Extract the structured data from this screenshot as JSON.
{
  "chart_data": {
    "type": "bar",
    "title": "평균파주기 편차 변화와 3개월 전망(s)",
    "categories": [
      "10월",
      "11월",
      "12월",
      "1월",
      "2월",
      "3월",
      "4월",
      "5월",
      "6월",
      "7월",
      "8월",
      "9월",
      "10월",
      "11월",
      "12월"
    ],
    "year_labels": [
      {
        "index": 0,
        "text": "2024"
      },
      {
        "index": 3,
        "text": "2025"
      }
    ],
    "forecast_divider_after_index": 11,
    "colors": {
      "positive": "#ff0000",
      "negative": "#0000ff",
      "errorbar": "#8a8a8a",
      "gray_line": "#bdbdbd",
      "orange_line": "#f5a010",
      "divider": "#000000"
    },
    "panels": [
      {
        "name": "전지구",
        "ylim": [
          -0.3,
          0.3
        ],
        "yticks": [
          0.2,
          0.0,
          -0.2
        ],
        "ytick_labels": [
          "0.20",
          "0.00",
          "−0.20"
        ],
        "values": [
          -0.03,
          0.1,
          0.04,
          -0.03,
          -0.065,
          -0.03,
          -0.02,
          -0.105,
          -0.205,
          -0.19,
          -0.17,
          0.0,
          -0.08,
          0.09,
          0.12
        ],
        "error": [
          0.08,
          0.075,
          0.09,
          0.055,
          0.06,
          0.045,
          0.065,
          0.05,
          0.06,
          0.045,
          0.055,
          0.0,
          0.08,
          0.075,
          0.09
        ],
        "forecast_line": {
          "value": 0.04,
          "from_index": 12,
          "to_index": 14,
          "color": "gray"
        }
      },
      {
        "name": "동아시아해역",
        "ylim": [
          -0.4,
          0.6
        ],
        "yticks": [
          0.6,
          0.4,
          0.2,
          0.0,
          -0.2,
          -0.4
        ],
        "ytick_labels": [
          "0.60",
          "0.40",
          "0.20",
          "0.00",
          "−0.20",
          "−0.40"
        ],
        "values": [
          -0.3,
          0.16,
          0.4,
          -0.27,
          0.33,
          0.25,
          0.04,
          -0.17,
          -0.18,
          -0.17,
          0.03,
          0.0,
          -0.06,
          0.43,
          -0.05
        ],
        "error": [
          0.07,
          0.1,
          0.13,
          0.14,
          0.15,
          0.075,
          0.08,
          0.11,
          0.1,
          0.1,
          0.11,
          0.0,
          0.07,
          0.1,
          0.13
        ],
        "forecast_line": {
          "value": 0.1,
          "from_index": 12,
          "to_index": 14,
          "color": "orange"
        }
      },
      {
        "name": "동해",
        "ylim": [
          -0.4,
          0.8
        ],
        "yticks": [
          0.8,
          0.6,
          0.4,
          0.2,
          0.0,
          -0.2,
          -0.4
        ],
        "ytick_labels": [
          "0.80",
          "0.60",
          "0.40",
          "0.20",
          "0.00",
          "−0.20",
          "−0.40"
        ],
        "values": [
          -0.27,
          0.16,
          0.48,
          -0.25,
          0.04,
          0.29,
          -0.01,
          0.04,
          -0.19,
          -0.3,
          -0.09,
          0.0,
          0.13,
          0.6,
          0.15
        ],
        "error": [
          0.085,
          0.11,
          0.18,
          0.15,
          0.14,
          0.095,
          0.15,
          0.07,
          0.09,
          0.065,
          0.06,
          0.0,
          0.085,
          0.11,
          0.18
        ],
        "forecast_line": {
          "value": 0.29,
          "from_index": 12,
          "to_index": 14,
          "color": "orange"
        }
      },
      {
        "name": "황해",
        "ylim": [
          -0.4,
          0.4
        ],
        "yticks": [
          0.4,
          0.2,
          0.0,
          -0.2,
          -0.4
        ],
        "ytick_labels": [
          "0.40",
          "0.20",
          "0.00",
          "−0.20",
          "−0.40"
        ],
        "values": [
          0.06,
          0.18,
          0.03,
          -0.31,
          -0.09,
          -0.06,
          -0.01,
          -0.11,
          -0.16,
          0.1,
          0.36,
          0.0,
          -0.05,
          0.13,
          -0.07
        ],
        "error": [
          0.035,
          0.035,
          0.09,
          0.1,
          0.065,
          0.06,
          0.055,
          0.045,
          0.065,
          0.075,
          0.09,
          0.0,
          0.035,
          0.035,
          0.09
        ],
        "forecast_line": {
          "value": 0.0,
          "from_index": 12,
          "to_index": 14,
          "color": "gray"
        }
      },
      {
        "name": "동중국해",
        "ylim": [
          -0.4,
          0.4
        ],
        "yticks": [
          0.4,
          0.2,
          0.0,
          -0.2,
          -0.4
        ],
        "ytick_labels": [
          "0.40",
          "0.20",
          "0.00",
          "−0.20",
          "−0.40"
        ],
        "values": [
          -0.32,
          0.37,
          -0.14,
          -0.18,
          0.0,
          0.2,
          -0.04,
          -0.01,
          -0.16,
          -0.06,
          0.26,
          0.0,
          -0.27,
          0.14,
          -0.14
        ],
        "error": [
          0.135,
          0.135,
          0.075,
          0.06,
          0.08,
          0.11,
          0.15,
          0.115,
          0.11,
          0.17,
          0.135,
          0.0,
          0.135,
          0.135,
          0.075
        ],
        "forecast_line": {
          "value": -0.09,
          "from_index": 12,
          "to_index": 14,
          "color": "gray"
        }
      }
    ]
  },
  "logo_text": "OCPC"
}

=====

Provide an exact reproduction of all the entries shown above.

▸ COMPLETE OUTPUT
Extract the structured data from this screenshot as JSON.
{
  "chart_data": {
    "type": "bar",
    "title": "평균파주기 편차 변화와 3개월 전망(s)",
    "categories": [
      "10월",
      "11월",
      "12월",
      "1월",
      "2월",
      "3월",
      "4월",
      "5월",
      "6월",
      "7월",
      "8월",
      "9월",
      "10월",
      "11월",
      "12월"
    ],
    "year_labels": [
      {
        "index": 0,
        "text": "2024"
      },
      {
        "index": 3,
        "text": "2025"
      }
    ],
    "forecast_divider_after_index": 11,
    "colors": {
      "positive": "#ff0000",
      "negative": "#0000ff",
      "errorbar": "#8a8a8a",
      "gray_line": "#bdbdbd",
      "orange_line": "#f5a010",
      "divider": "#000000"
    },
    "panels": [
      {
        "name": "전지구",
        "ylim": [
          -0.3,
          0.3
        ],
        "yticks": [
          0.2,
          0.0,
          -0.2
        ],
        "ytick_labels": [
          "0.20",
          "0.00",
          "−0.20"
        ],
        "values": [
          -0.03,
          0.1,
          0.04,
          -0.03,
          -0.065,
          -0.03,
          -0.02,
          -0.105,
          -0.205,
          -0.19,
          -0.17,
          0.0,
          -0.08,
          0.09,
          0.12
        ],
        "error": [
          0.08,
          0.075,
          0.09,
          0.055,
          0.06,
          0.045,
          0.065,
          0.05,
          0.06,
          0.045,
          0.055,
          0.0,
          0.08,
          0.075,
          0.09
        ],
        "forecast_line": {
          "value": 0.04,
          "from_index": 12,
          "to_index": 14,
          "color": "gray"
        }
      },
      {
        "name": "동아시아해역",
        "ylim": [
          -0.4,
          0.6
        ],
        "yticks": [
          0.6,
          0.4,
          0.2,
          0.0,
          -0.2,
          -0.4
        ],
        "ytick_labels": [
          "0.60",
          "0.40",
          "0.20",
          "0.00",
          "−0.20",
          "−0.40"
        ],
        "values": [
          -0.3,
          0.16,
          0.4,
          -0.27,
          0.33,
          0.25,
          0.04,
          -0.17,
          -0.18,
          -0.17,
          0.03,
          0.0,
          -0.06,
          0.43,
          -0.05
        ],
        "error": [
          0.07,
          0.1,
          0.13,
          0.14,
          0.15,
          0.075,
          0.08,
          0.11,
          0.1,
          0.1,
          0.11,
          0.0,
          0.07,
          0.1,
          0.13
        ],
        "forecast_line": {
          "value": 0.1,
          "from_index": 12,
          "to_index": 14,
          "color": "orange"
        }
      },
      {
        "name": "동해",
        "ylim": [
          -0.4,
          0.8
        ],
        "yticks": [
          0.8,
          0.6,
          0.4,
          0.2,
          0.0,
          -0.2,
          -0.4
        ],
        "ytick_labels": [
          "0.80",
          "0.60",
          "0.40",
          "0.20",
          "0.00",
          "−0.20",
          "−0.40"
        ],
        "values": [
          -0.27,
          0.16,
          0.48,
          -0.25,
          0.04,
          0.29,
          -0.01,
          0.04,
          -0.19,
          -0.3,
          -0.09,
          0.0,
          0.13,
          0.6,
          0.15
        ],
        "error": [
          0.085,
          0.11,
          0.18,
          0.15,
          0.14,
          0.095,
          0.15,
          0.07,
          0.09,
          0.065,
          0.06,
          0.0,
          0.085,
          0.11,
          0.18
        ],
        "forecast_line": {
          "value": 0.29,
          "from_index": 12,
          "to_index": 14,
          "color": "orange"
        }
      },
      {
        "name": "황해",
        "ylim": [
          -0.4,
          0.4
        ],
        "yticks": [
          0.4,
          0.2,
          0.0,
          -0.2,
          -0.4
        ],
        "ytick_labels": [
          "0.40",
          "0.20",
          "0.00",
          "−0.20",
          "−0.40"
        ],
        "values": [
          0.06,
          0.18,
          0.03,
          -0.31,
          -0.09,
          -0.06,
          -0.01,
          -0.11,
          -0.16,
          0.1,
          0.36,
          0.0,
          -0.05,
          0.13,
          -0.07
        ],
        "error": [
          0.035,
          0.035,
          0.09,
          0.1,
          0.065,
          0.06,
          0.055,
          0.045,
          0.065,
          0.075,
          0.09,
          0.0,
          0.035,
          0.035,
          0.09
        ],
        "forecast_line": {
          "value": 0.0,
          "from_index": 12,
          "to_index": 14,
          "color": "gray"
        }
      },
      {
        "name": "동중국해",
        "ylim": [
          -0.4,
          0.4
        ],
        "yticks": [
          0.4,
          0.2,
          0.0,
          -0.2,
          -0.4
        ],
        "ytick_labels": [
          "0.40",
          "0.20",
          "0.00",
          "−0.20",
          "−0.40"
        ],
        "values": [
          -0.32,
          0.37,
          -0.14,
          -0.18,
          0.0,
          0.2,
          -0.04,
          -0.01,
          -0.16,
          -0.06,
          0.26,
          0.0,
          -0.27,
          0.14,
          -0.14
        ],
        "error": [
          0.135,
          0.135,
          0.075,
          0.06,
          0.08,
          0.11,
          0.15,
          0.115,
          0.11,
          0.17,
          0.135,
          0.0,
          0.135,
          0.135,
          0.075
        ],
        "forecast_line": {
          "value": -0.09,
          "from_index": 12,
          "to_index": 14,
          "color": "gray"
        }
      }
    ]
  },
  "logo_text": "OCPC"
}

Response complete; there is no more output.